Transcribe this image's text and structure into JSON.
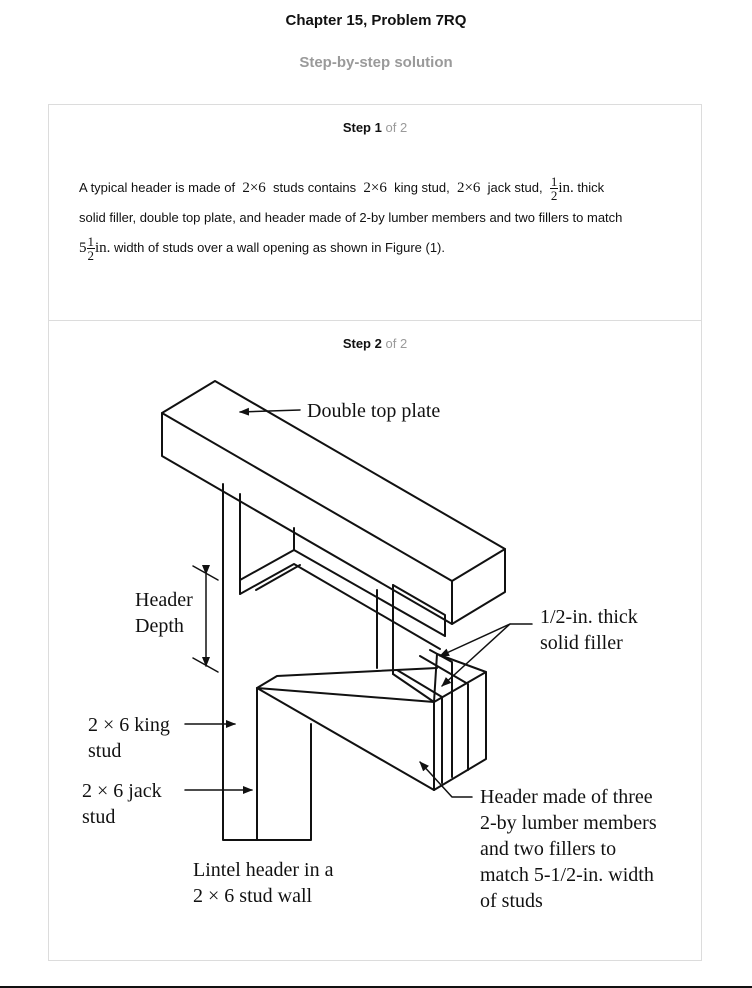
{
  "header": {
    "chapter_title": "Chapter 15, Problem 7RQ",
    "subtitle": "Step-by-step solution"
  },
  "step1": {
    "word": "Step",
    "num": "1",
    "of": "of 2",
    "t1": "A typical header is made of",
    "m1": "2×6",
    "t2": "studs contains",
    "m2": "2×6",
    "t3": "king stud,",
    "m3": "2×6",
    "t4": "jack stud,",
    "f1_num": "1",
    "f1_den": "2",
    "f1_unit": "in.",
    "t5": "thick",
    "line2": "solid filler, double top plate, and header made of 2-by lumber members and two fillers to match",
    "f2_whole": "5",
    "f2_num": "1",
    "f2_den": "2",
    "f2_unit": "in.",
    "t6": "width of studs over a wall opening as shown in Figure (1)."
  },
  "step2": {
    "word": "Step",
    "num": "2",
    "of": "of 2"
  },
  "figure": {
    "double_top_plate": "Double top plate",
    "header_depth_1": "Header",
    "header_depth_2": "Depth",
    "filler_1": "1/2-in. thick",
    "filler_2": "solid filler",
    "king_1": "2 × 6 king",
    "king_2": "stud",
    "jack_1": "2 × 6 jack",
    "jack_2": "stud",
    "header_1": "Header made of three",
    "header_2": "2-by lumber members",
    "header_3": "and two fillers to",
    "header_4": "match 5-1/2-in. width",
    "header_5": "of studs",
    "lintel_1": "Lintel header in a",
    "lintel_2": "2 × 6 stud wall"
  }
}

==

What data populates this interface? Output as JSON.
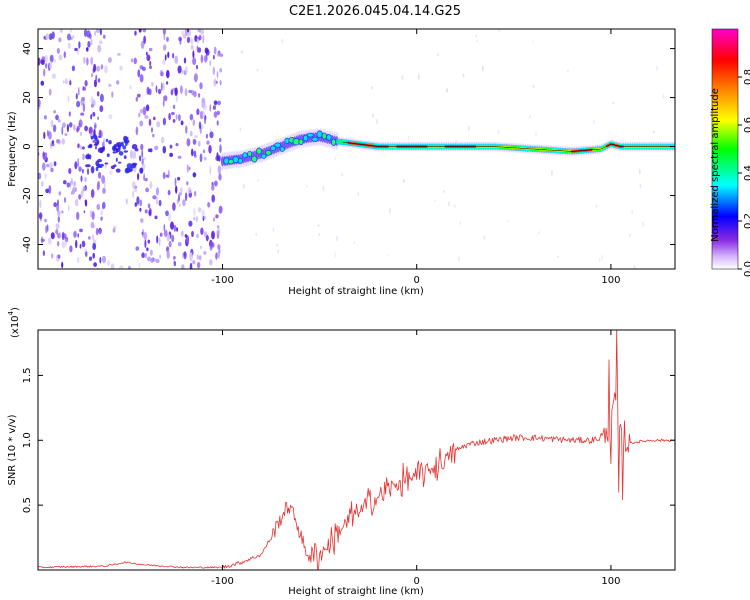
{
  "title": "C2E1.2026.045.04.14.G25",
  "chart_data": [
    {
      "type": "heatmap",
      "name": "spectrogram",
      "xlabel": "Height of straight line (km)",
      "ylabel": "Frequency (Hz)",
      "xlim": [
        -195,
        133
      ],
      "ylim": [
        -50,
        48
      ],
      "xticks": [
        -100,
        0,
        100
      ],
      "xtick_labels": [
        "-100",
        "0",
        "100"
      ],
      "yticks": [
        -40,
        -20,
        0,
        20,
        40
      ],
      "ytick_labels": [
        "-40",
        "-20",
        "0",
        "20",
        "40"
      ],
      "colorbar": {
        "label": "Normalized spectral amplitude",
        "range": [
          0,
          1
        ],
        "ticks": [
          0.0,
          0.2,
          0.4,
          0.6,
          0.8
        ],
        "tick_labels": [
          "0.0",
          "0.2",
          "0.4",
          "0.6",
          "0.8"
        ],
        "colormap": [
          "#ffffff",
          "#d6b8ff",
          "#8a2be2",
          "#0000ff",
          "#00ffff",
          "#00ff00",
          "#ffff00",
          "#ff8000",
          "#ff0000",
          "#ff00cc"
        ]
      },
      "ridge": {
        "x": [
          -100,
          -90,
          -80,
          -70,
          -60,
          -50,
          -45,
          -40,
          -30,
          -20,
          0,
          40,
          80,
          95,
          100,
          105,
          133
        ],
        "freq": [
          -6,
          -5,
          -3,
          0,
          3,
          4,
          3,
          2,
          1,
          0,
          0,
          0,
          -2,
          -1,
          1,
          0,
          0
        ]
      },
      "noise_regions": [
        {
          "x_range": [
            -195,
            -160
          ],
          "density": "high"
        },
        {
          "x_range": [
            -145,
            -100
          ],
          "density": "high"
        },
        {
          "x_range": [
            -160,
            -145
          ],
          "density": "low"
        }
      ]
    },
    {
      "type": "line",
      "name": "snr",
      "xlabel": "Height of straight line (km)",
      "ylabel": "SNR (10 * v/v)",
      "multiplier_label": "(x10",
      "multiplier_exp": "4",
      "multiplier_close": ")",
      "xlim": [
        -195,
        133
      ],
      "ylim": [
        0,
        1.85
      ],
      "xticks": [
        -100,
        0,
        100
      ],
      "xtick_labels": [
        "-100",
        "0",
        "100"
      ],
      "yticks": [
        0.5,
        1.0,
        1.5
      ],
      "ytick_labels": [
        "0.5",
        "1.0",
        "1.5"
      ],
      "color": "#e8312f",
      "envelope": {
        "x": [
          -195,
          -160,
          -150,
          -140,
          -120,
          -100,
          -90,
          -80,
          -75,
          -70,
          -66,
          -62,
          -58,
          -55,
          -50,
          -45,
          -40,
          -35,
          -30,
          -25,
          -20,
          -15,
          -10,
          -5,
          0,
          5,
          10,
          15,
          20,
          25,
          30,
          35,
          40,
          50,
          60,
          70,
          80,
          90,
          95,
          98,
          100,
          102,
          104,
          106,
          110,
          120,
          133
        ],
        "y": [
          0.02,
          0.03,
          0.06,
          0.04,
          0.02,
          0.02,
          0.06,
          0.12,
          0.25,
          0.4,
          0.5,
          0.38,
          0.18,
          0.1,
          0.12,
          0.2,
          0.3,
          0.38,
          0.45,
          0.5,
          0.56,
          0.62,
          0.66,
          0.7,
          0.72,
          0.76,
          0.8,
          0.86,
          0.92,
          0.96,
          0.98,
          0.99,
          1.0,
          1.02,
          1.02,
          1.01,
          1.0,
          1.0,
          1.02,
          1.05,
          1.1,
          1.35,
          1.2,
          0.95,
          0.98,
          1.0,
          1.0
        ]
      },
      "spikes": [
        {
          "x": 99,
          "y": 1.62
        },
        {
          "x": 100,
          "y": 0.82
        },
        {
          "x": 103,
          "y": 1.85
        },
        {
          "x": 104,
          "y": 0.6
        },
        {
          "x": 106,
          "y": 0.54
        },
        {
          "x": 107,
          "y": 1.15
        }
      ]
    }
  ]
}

# Given instruction:
State how many lines of the listing include "studs", and nothing more.

# Worked solution:
3